* **INFORMATION SUPPLIED**:

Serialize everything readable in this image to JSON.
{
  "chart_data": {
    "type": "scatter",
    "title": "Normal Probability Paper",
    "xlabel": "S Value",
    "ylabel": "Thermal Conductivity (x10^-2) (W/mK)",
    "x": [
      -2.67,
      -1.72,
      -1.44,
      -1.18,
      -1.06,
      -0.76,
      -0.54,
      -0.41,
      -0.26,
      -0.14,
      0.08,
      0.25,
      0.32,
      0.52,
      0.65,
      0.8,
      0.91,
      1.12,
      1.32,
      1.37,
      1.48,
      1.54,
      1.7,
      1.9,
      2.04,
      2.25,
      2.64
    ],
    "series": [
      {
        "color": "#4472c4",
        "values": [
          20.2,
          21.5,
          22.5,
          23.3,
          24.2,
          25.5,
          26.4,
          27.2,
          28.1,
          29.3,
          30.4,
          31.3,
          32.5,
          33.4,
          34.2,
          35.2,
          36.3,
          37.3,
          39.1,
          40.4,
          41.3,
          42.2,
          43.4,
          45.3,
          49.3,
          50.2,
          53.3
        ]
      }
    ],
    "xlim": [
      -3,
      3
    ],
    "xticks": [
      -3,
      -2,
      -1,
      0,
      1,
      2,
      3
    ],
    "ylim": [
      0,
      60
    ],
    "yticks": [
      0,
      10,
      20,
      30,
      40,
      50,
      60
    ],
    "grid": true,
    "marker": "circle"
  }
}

* **WHAT IS ASKED**: Transcribe every entry verbatim.

* **RESPONSE**:
Serialize everything readable in this image to JSON.
{
  "chart_data": {
    "type": "scatter",
    "title": "Normal Probability Paper",
    "xlabel": "S Value",
    "ylabel": "Thermal Conductivity (x10^-2) (W/mK)",
    "x": [
      -2.67,
      -1.72,
      -1.44,
      -1.18,
      -1.06,
      -0.76,
      -0.54,
      -0.41,
      -0.26,
      -0.14,
      0.08,
      0.25,
      0.32,
      0.52,
      0.65,
      0.8,
      0.91,
      1.12,
      1.32,
      1.37,
      1.48,
      1.54,
      1.7,
      1.9,
      2.04,
      2.25,
      2.64
    ],
    "series": [
      {
        "color": "#4472c4",
        "values": [
          20.2,
          21.5,
          22.5,
          23.3,
          24.2,
          25.5,
          26.4,
          27.2,
          28.1,
          29.3,
          30.4,
          31.3,
          32.5,
          33.4,
          34.2,
          35.2,
          36.3,
          37.3,
          39.1,
          40.4,
          41.3,
          42.2,
          43.4,
          45.3,
          49.3,
          50.2,
          53.3
        ]
      }
    ],
    "xlim": [
      -3,
      3
    ],
    "xticks": [
      -3,
      -2,
      -1,
      0,
      1,
      2,
      3
    ],
    "ylim": [
      0,
      60
    ],
    "yticks": [
      0,
      10,
      20,
      30,
      40,
      50,
      60
    ],
    "grid": true,
    "marker": "circle"
  }
}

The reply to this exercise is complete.